**Task objective:** Render the rows below as a numbered list, with blank lines left out and the pictures omitted.

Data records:

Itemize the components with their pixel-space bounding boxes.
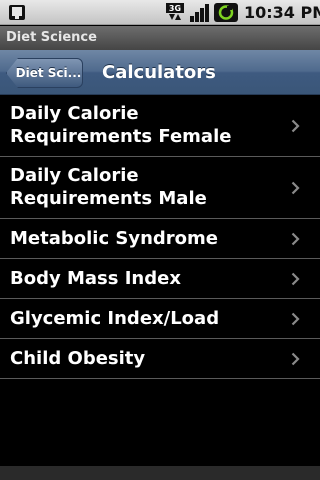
list-item-label: Child Obesity — [10, 348, 146, 369]
list-item-daily-calorie-female[interactable]: Daily Calorie Requirements Female — [0, 95, 320, 157]
app-title-bar: Diet Science — [0, 26, 320, 50]
status-time: 10:34 PM — [244, 3, 320, 22]
page-title: Calculators — [102, 62, 216, 83]
app-title: Diet Science — [6, 30, 97, 45]
chevron-right-icon — [291, 181, 300, 195]
notification-icon — [9, 5, 25, 20]
calculator-list: Daily Calorie Requirements Female Daily … — [0, 95, 320, 379]
battery-icon — [214, 3, 238, 22]
signal-icon — [190, 4, 209, 22]
list-item-glycemic-index[interactable]: Glycemic Index/Load — [0, 299, 320, 339]
status-bar: 3G 10:34 PM — [0, 0, 320, 25]
bottom-strip — [0, 466, 320, 480]
svg-text:3G: 3G — [169, 4, 181, 13]
chevron-right-icon — [291, 312, 300, 326]
list-item-label: Daily Calorie Requirements Female — [10, 103, 232, 147]
chevron-right-icon — [291, 272, 300, 286]
list-item-child-obesity[interactable]: Child Obesity — [0, 339, 320, 379]
list-item-metabolic-syndrome[interactable]: Metabolic Syndrome — [0, 219, 320, 259]
list-item-label: Daily Calorie Requirements Male — [10, 165, 207, 209]
list-item-daily-calorie-male[interactable]: Daily Calorie Requirements Male — [0, 157, 320, 219]
back-button[interactable]: Diet Sci... — [6, 58, 83, 88]
chevron-right-icon — [291, 119, 300, 133]
nav-bar: Diet Sci... Calculators — [0, 50, 320, 95]
list-item-body-mass-index[interactable]: Body Mass Index — [0, 259, 320, 299]
chevron-right-icon — [291, 352, 300, 366]
3g-icon: 3G — [166, 3, 184, 20]
chevron-right-icon — [291, 232, 300, 246]
list-item-label: Metabolic Syndrome — [10, 228, 219, 249]
list-item-label: Glycemic Index/Load — [10, 308, 220, 329]
list-item-label: Body Mass Index — [10, 268, 181, 289]
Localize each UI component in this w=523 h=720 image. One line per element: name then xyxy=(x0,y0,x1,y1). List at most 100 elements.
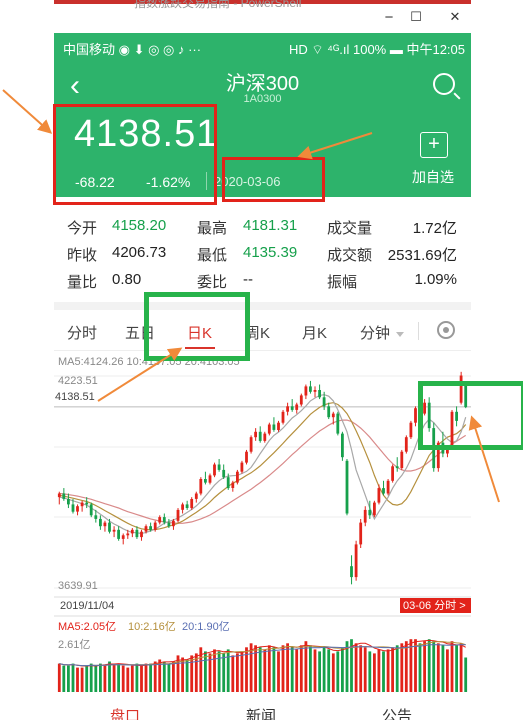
candle-body xyxy=(130,529,134,534)
candle xyxy=(295,402,299,414)
candle-body xyxy=(172,520,175,527)
volume-ma-line xyxy=(59,639,466,667)
volume-ma-line xyxy=(59,644,466,667)
volume-bar xyxy=(281,645,285,692)
candle-body xyxy=(455,411,458,421)
candle-body xyxy=(108,522,111,532)
candle xyxy=(62,488,66,501)
candle-body xyxy=(391,466,394,481)
candle-body xyxy=(436,442,440,469)
bottom-tab-orderbook[interactable]: 盘口 xyxy=(110,705,140,720)
candle-body xyxy=(363,509,367,523)
tab-minute-label: 分钟 xyxy=(360,325,391,342)
candle-body xyxy=(121,535,125,539)
stat-value: 4181.31 xyxy=(243,217,298,234)
stat-label: 最高 xyxy=(197,220,228,237)
candle xyxy=(176,508,180,523)
stat-label: 成交额 xyxy=(327,247,373,264)
volume-bar xyxy=(117,663,120,692)
candle-body xyxy=(62,493,66,499)
candle-body xyxy=(176,509,180,521)
candle xyxy=(432,422,436,472)
candle xyxy=(395,457,399,472)
bottom-tabs: 盘口 新闻 公告 xyxy=(54,705,471,720)
candle xyxy=(318,384,321,400)
candle xyxy=(327,402,331,420)
candle-body xyxy=(222,469,226,478)
price-change: -68.22 xyxy=(75,174,115,190)
candle-body xyxy=(441,442,445,454)
volume-bar xyxy=(290,647,294,692)
tab-monthly-k[interactable]: 月K xyxy=(302,322,327,343)
volume-bar xyxy=(441,645,445,692)
candle-body xyxy=(85,502,89,505)
candle-body xyxy=(76,506,79,512)
tab-intraday[interactable]: 分时 xyxy=(67,322,97,343)
volume-bar xyxy=(295,649,299,692)
gear-icon[interactable] xyxy=(437,321,455,339)
candle xyxy=(76,504,79,516)
stat-value: -- xyxy=(243,271,253,288)
add-watchlist-button[interactable]: 加自选 xyxy=(412,167,454,187)
close-button[interactable]: ✕ xyxy=(445,9,465,25)
volume-bar xyxy=(309,645,312,692)
volume-bar xyxy=(99,663,102,692)
candle-body xyxy=(258,431,262,441)
end-badge[interactable]: 03-06 分时 > xyxy=(403,599,466,612)
volume-bar xyxy=(373,653,376,692)
candle-body xyxy=(395,466,399,469)
candle xyxy=(194,491,198,503)
tab-weekly-k[interactable]: 周K xyxy=(245,322,270,343)
candle-body xyxy=(99,518,102,527)
candle-body xyxy=(322,397,326,407)
candle xyxy=(272,417,276,432)
candle xyxy=(222,464,226,479)
candle-body xyxy=(254,431,257,438)
plus-icon[interactable]: + xyxy=(420,132,448,158)
volume-bar xyxy=(377,649,381,692)
candle-body xyxy=(386,480,390,494)
candle xyxy=(455,406,458,427)
tab-five-day[interactable]: 五日 xyxy=(125,322,155,343)
status-bar: 中国移动 ◉ ⬇ ◎ ◎ ♪ ··· HD ⌔ ⁴ᴳ.ıl 100% ▬ 中午1… xyxy=(54,33,471,61)
kline-svg[interactable]: MA5:4124.26 10:4137.05 20:4103.05 4223.5… xyxy=(54,351,471,720)
candle-body xyxy=(286,406,289,412)
quote-header: 中国移动 ◉ ⬇ ◎ ◎ ♪ ··· HD ⌔ ⁴ᴳ.ıl 100% ▬ 中午1… xyxy=(54,33,471,197)
kline-chart[interactable]: MA5:4124.26 10:4137.05 20:4103.05 4223.5… xyxy=(54,351,471,720)
search-icon[interactable] xyxy=(433,73,455,95)
volume-bar xyxy=(153,661,157,692)
stat-value: 1.72亿 xyxy=(412,220,457,237)
bottom-tab-announcements[interactable]: 公告 xyxy=(382,705,412,720)
active-tab-indicator xyxy=(185,347,215,349)
candle xyxy=(363,506,367,527)
maximize-button[interactable]: ☐ xyxy=(406,9,426,25)
candle xyxy=(112,526,116,538)
candle xyxy=(464,382,468,409)
candle xyxy=(459,371,463,405)
candle-body xyxy=(446,448,449,454)
candle xyxy=(336,411,340,436)
volume-bar xyxy=(258,647,262,692)
tab-daily-k[interactable]: 日K xyxy=(187,322,212,343)
volume-bar xyxy=(80,667,84,692)
candle xyxy=(414,406,417,427)
arrow-to-price xyxy=(2,89,53,134)
volume-bar xyxy=(240,651,244,692)
page-title: 沪深300 xyxy=(225,73,300,95)
candle-body xyxy=(414,408,417,423)
minimize-button[interactable]: − xyxy=(379,9,399,26)
volume-bar xyxy=(185,659,189,692)
vol-ma20-legend: 20:1.90亿 xyxy=(182,620,230,633)
tab-minute[interactable]: 分钟 xyxy=(360,322,405,343)
candle xyxy=(80,500,84,512)
volume-bar xyxy=(359,645,363,692)
candle-body xyxy=(67,499,70,505)
candle-body xyxy=(309,386,312,392)
candle xyxy=(130,528,134,538)
candle-body xyxy=(341,433,344,458)
candle xyxy=(89,502,93,518)
candle-body xyxy=(199,479,203,494)
bottom-tab-news[interactable]: 新闻 xyxy=(246,705,276,720)
volume-bar xyxy=(217,651,221,692)
volume-bar xyxy=(67,665,70,692)
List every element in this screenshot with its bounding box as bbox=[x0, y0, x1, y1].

**Response to this task:**
1. Itemize the components with their pixel-space bounding boxes.
2. list-item-label: Child Obesity — [10, 348, 146, 369]
3. list-item-daily-calorie-female[interactable]: Daily Calorie Requirements Female — [0, 95, 320, 157]
4. app-title-bar: Diet Science — [0, 26, 320, 50]
5. status-time: 10:34 PM — [244, 3, 320, 22]
6. page-title: Calculators — [102, 62, 216, 83]
7. app-title: Diet Science — [6, 30, 97, 45]
8. chevron-right-icon — [291, 181, 300, 195]
9. notification-icon — [9, 5, 25, 20]
10. calculator-list: Daily Calorie Requirements Female Daily … — [0, 95, 320, 379]
11. battery-icon — [214, 3, 238, 22]
12. signal-icon — [190, 4, 209, 22]
13. list-item-glycemic-index[interactable]: Glycemic Index/Load — [0, 299, 320, 339]
14. status-bar: 3G 10:34 PM — [0, 0, 320, 25]
15. bottom-strip — [0, 466, 320, 480]
16. svg-text:3G: 3G — [169, 4, 181, 13]
17. chevron-right-icon — [291, 312, 300, 326]
18. list-item-label: Daily Calorie Requirements Female — [10, 103, 232, 147]
19. chevron-right-icon — [291, 272, 300, 286]
20. list-item-child-obesity[interactable]: Child Obesity — [0, 339, 320, 379]
21. list-item-metabolic-syndrome[interactable]: Metabolic Syndrome — [0, 219, 320, 259]
22. list-item-label: Daily Calorie Requirements Male — [10, 165, 207, 209]
23. list-item-daily-calorie-male[interactable]: Daily Calorie Requirements Male — [0, 157, 320, 219]
24. back-button[interactable]: Diet Sci... — [6, 58, 83, 88]
25. chevron-right-icon — [291, 119, 300, 133]
26. nav-bar: Diet Sci... Calculators — [0, 50, 320, 95]
27. list-item-body-mass-index[interactable]: Body Mass Index — [0, 259, 320, 299]
28. chevron-right-icon — [291, 352, 300, 366]
29. 3g-icon: 3G — [166, 3, 184, 20]
30. chevron-right-icon — [291, 232, 300, 246]
31. list-item-label: Metabolic Syndrome — [10, 228, 219, 249]
32. list-item-label: Glycemic Index/Load — [10, 308, 220, 329]
33. list-item-label: Body Mass Index — [10, 268, 181, 289]
34. Localize each UI component in this w=523 h=720 image. One line per element: name then xyxy=(x0,y0,x1,y1). List at most 100 elements.
35. candle-body xyxy=(130,529,134,534)
36. candle xyxy=(295,402,299,414)
37. candle-body xyxy=(172,520,175,527)
38. volume-ma-line xyxy=(59,639,466,667)
39. volume-ma-line xyxy=(59,644,466,667)
40. volume-bar xyxy=(281,645,285,692)
41. candle-body xyxy=(455,411,458,421)
42. candle-body xyxy=(108,522,111,532)
43. candle xyxy=(62,488,66,501)
44. candle-body xyxy=(391,466,394,481)
45. candle-body xyxy=(436,442,440,469)
46. bottom-tab-orderbook[interactable]: 盘口 xyxy=(110,705,140,720)
47. candle-body xyxy=(363,509,367,523)
48. tab-minute-label: 分钟 xyxy=(360,325,391,342)
49. candle-body xyxy=(121,535,125,539)
50. stat-value: 4181.31 xyxy=(243,217,298,234)
51. stat-label: 最高 xyxy=(197,220,228,237)
52. candle xyxy=(176,508,180,523)
53. stat-label: 成交额 xyxy=(327,247,373,264)
54. volume-bar xyxy=(117,663,120,692)
55. candle-body xyxy=(62,493,66,499)
56. candle-body xyxy=(176,509,180,521)
57. candle xyxy=(432,422,436,472)
58. candle xyxy=(395,457,399,472)
59. bottom-tabs: 盘口 新闻 公告 xyxy=(54,705,471,720)
60. candle xyxy=(318,384,321,400)
61. candle xyxy=(327,402,331,420)
62. candle-body xyxy=(222,469,226,478)
63. price-change: -68.22 xyxy=(75,174,115,190)
64. candle-body xyxy=(441,442,445,454)
65. volume-bar xyxy=(290,647,294,692)
66. tab-monthly-k[interactable]: 月K xyxy=(302,322,327,343)
67. volume-bar xyxy=(441,645,445,692)
68. candle-body xyxy=(85,502,89,505)
69. candle-body xyxy=(76,506,79,512)
70. tab-intraday[interactable]: 分时 xyxy=(67,322,97,343)
71. volume-bar xyxy=(295,649,299,692)
72. gear-icon[interactable] xyxy=(437,321,455,339)
73. candle xyxy=(76,504,79,516)
74. stat-value: -- xyxy=(243,271,253,288)
75. add-watchlist-button[interactable]: 加自选 xyxy=(412,167,454,187)
76. close-button[interactable]: ✕ xyxy=(445,9,465,25)
77. volume-bar xyxy=(309,645,312,692)
78. volume-bar xyxy=(99,663,102,692)
79. candle-body xyxy=(258,431,262,441)
80. end-badge[interactable]: 03-06 分时 > xyxy=(403,599,466,612)
81. volume-bar xyxy=(373,653,376,692)
82. candle-body xyxy=(395,466,399,469)
83. candle xyxy=(194,491,198,503)
84. tab-weekly-k[interactable]: 周K xyxy=(245,322,270,343)
85. candle-body xyxy=(99,518,102,527)
86. candle-body xyxy=(322,397,326,407)
87. candle xyxy=(272,417,276,432)
88. candle xyxy=(222,464,226,479)
89. candle-body xyxy=(254,431,257,438)
90. plus-icon[interactable]: + xyxy=(420,132,448,158)
91. volume-bar xyxy=(377,649,381,692)
92. candle-body xyxy=(386,480,390,494)
93. candle xyxy=(455,406,458,427)
94. tab-five-day[interactable]: 五日 xyxy=(125,322,155,343)
95. status-bar: 中国移动 ◉ ⬇ ◎ ◎ ♪ ··· HD ⌔ ⁴ᴳ.ıl 100% ▬ 中午1… xyxy=(54,33,471,61)
96. kline-svg[interactable]: MA5:4124.26 10:4137.05 20:4103.05 4223.5… xyxy=(54,351,471,720)
97. candle-body xyxy=(286,406,289,412)
98. quote-header: 中国移动 ◉ ⬇ ◎ ◎ ♪ ··· HD ⌔ ⁴ᴳ.ıl 100% ▬ 中午1… xyxy=(54,33,471,197)
99. kline-chart[interactable]: MA5:4124.26 10:4137.05 20:4103.05 4223.5… xyxy=(54,351,471,720)
100. search-icon[interactable] xyxy=(433,73,455,95)
101. volume-bar xyxy=(153,661,157,692)
102. stat-value: 1.72亿 xyxy=(412,220,457,237)
103. bottom-tab-announcements[interactable]: 公告 xyxy=(382,705,412,720)
104. active-tab-indicator xyxy=(185,347,215,349)
105. candle xyxy=(363,506,367,527)
106. maximize-button[interactable]: ☐ xyxy=(406,9,426,25)
107. candle xyxy=(112,526,116,538)
108. candle xyxy=(464,382,468,409)
109. candle xyxy=(459,371,463,405)
110. candle-body xyxy=(446,448,449,454)
111. candle xyxy=(336,411,340,436)
112. volume-bar xyxy=(258,647,262,692)
113. tab-daily-k[interactable]: 日K xyxy=(187,322,212,343)
114. volume-bar xyxy=(80,667,84,692)
115. candle xyxy=(414,406,417,427)
116. arrow-to-price xyxy=(2,89,53,134)
117. volume-bar xyxy=(240,651,244,692)
118. page-title: 沪深300 xyxy=(225,73,300,95)
119. candle-body xyxy=(414,408,417,423)
120. minimize-button[interactable]: − xyxy=(379,9,399,26)
121. volume-bar xyxy=(185,659,189,692)
122. vol-ma20-legend: 20:1.90亿 xyxy=(182,620,230,633)
123. tab-minute[interactable]: 分钟 xyxy=(360,322,405,343)
124. candle xyxy=(80,500,84,512)
125. volume-bar xyxy=(359,645,363,692)
126. candle-body xyxy=(67,499,70,505)
127. candle-body xyxy=(309,386,312,392)
128. candle xyxy=(130,528,134,538)
129. candle-body xyxy=(341,433,344,458)
130. candle xyxy=(89,502,93,518)
131. candle-body xyxy=(199,479,203,494)
132. bottom-tab-news[interactable]: 新闻 xyxy=(246,705,276,720)
133. volume-bar xyxy=(217,651,221,692)
134. volume-bar xyxy=(67,665,70,692)
135. List every element in this screenshot with its bounding box as bbox=[x0, y0, x1, y1].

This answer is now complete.